— start of RAW DATA —
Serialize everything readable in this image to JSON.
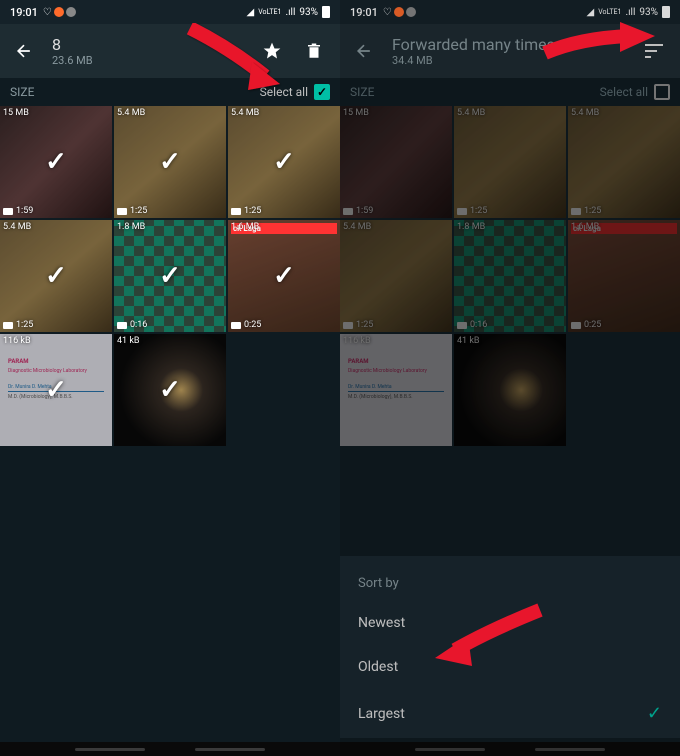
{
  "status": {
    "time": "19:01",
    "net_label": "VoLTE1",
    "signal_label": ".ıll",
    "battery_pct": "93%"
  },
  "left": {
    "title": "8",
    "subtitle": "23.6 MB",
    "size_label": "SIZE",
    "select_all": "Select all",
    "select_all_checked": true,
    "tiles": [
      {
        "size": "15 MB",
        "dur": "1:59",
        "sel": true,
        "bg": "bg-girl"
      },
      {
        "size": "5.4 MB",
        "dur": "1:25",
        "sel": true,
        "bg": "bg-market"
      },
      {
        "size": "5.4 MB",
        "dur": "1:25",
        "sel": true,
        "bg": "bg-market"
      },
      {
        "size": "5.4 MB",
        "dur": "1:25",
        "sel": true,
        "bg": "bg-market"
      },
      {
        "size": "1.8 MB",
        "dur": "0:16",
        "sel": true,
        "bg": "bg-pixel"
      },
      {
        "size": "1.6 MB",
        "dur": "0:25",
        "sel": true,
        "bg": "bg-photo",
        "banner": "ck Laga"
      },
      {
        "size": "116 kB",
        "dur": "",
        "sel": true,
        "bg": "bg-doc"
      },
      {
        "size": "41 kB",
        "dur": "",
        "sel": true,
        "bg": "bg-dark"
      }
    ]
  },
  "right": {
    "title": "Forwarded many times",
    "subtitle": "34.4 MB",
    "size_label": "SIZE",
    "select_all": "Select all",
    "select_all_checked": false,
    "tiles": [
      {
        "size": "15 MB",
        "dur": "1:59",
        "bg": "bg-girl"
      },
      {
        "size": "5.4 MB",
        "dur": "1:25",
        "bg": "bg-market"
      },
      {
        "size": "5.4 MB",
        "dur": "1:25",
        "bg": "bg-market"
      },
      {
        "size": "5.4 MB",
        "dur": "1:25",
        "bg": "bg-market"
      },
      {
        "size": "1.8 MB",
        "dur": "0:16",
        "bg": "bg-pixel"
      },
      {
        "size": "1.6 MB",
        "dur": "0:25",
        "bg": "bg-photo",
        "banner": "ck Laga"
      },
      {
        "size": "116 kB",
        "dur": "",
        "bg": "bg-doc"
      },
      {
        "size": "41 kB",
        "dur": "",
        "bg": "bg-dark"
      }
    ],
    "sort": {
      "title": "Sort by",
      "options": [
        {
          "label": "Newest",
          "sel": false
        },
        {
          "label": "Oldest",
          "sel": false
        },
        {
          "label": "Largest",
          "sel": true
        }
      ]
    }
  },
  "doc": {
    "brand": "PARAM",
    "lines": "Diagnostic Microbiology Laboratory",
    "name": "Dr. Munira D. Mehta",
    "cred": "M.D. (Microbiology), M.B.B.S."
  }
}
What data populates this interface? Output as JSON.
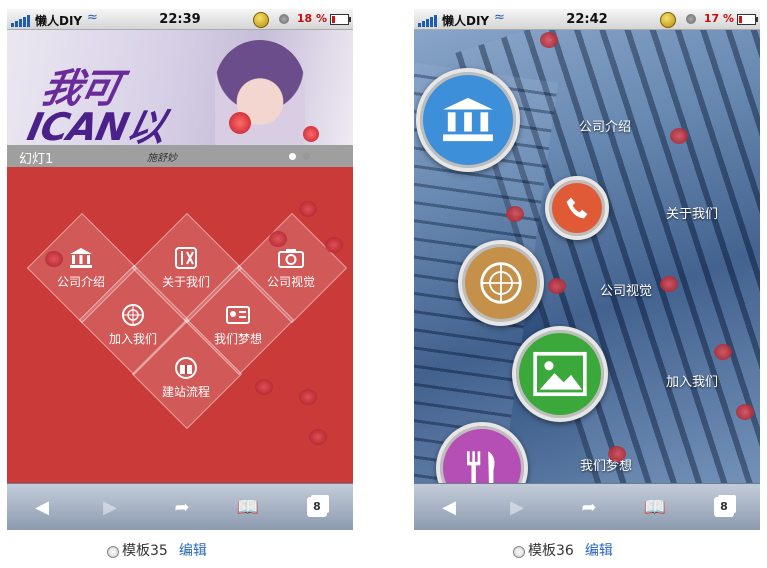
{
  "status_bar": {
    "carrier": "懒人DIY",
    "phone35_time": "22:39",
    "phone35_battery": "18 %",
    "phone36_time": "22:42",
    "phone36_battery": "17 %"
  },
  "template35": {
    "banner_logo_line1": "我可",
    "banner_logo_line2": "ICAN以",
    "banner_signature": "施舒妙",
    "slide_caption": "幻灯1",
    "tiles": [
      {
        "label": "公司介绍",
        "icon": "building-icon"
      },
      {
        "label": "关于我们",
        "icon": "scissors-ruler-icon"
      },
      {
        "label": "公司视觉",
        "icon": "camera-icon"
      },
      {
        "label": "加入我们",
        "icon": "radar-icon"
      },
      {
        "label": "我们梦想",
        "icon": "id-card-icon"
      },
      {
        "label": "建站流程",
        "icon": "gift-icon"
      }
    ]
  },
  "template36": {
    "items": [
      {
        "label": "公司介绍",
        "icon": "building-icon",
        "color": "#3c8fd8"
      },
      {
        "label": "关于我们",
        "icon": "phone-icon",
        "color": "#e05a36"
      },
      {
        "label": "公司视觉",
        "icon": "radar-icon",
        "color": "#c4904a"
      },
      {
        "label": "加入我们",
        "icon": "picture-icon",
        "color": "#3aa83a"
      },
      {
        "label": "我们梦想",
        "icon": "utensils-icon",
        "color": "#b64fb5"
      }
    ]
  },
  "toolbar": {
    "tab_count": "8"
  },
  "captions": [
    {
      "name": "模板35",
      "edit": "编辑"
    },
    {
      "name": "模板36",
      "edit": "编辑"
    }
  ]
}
— end of RAW DATA —
THE REQUEST. Skip every picture and transcribe the data above exactly.

EXERCISE RESULT.
Serialize everything readable in this image to JSON.
{
  "status": {
    "time": "19:01",
    "net_label": "VoLTE1",
    "signal_label": ".ıll",
    "battery_pct": "93%"
  },
  "left": {
    "title": "8",
    "subtitle": "23.6 MB",
    "size_label": "SIZE",
    "select_all": "Select all",
    "select_all_checked": true,
    "tiles": [
      {
        "size": "15 MB",
        "dur": "1:59",
        "sel": true,
        "bg": "bg-girl"
      },
      {
        "size": "5.4 MB",
        "dur": "1:25",
        "sel": true,
        "bg": "bg-market"
      },
      {
        "size": "5.4 MB",
        "dur": "1:25",
        "sel": true,
        "bg": "bg-market"
      },
      {
        "size": "5.4 MB",
        "dur": "1:25",
        "sel": true,
        "bg": "bg-market"
      },
      {
        "size": "1.8 MB",
        "dur": "0:16",
        "sel": true,
        "bg": "bg-pixel"
      },
      {
        "size": "1.6 MB",
        "dur": "0:25",
        "sel": true,
        "bg": "bg-photo",
        "banner": "ck Laga"
      },
      {
        "size": "116 kB",
        "dur": "",
        "sel": true,
        "bg": "bg-doc"
      },
      {
        "size": "41 kB",
        "dur": "",
        "sel": true,
        "bg": "bg-dark"
      }
    ]
  },
  "right": {
    "title": "Forwarded many times",
    "subtitle": "34.4 MB",
    "size_label": "SIZE",
    "select_all": "Select all",
    "select_all_checked": false,
    "tiles": [
      {
        "size": "15 MB",
        "dur": "1:59",
        "bg": "bg-girl"
      },
      {
        "size": "5.4 MB",
        "dur": "1:25",
        "bg": "bg-market"
      },
      {
        "size": "5.4 MB",
        "dur": "1:25",
        "bg": "bg-market"
      },
      {
        "size": "5.4 MB",
        "dur": "1:25",
        "bg": "bg-market"
      },
      {
        "size": "1.8 MB",
        "dur": "0:16",
        "bg": "bg-pixel"
      },
      {
        "size": "1.6 MB",
        "dur": "0:25",
        "bg": "bg-photo",
        "banner": "ck Laga"
      },
      {
        "size": "116 kB",
        "dur": "",
        "bg": "bg-doc"
      },
      {
        "size": "41 kB",
        "dur": "",
        "bg": "bg-dark"
      }
    ],
    "sort": {
      "title": "Sort by",
      "options": [
        {
          "label": "Newest",
          "sel": false
        },
        {
          "label": "Oldest",
          "sel": false
        },
        {
          "label": "Largest",
          "sel": true
        }
      ]
    }
  },
  "doc": {
    "brand": "PARAM",
    "lines": "Diagnostic Microbiology Laboratory",
    "name": "Dr. Munira D. Mehta",
    "cred": "M.D. (Microbiology), M.B.B.S."
  }
}
What data populates this interface? Output as JSON.
{
  "status_bar": {
    "carrier": "懒人DIY",
    "phone35_time": "22:39",
    "phone35_battery": "18 %",
    "phone36_time": "22:42",
    "phone36_battery": "17 %"
  },
  "template35": {
    "banner_logo_line1": "我可",
    "banner_logo_line2": "ICAN以",
    "banner_signature": "施舒妙",
    "slide_caption": "幻灯1",
    "tiles": [
      {
        "label": "公司介绍",
        "icon": "building-icon"
      },
      {
        "label": "关于我们",
        "icon": "scissors-ruler-icon"
      },
      {
        "label": "公司视觉",
        "icon": "camera-icon"
      },
      {
        "label": "加入我们",
        "icon": "radar-icon"
      },
      {
        "label": "我们梦想",
        "icon": "id-card-icon"
      },
      {
        "label": "建站流程",
        "icon": "gift-icon"
      }
    ]
  },
  "template36": {
    "items": [
      {
        "label": "公司介绍",
        "icon": "building-icon",
        "color": "#3c8fd8"
      },
      {
        "label": "关于我们",
        "icon": "phone-icon",
        "color": "#e05a36"
      },
      {
        "label": "公司视觉",
        "icon": "radar-icon",
        "color": "#c4904a"
      },
      {
        "label": "加入我们",
        "icon": "picture-icon",
        "color": "#3aa83a"
      },
      {
        "label": "我们梦想",
        "icon": "utensils-icon",
        "color": "#b64fb5"
      }
    ]
  },
  "toolbar": {
    "tab_count": "8"
  },
  "captions": [
    {
      "name": "模板35",
      "edit": "编辑"
    },
    {
      "name": "模板36",
      "edit": "编辑"
    }
  ]
}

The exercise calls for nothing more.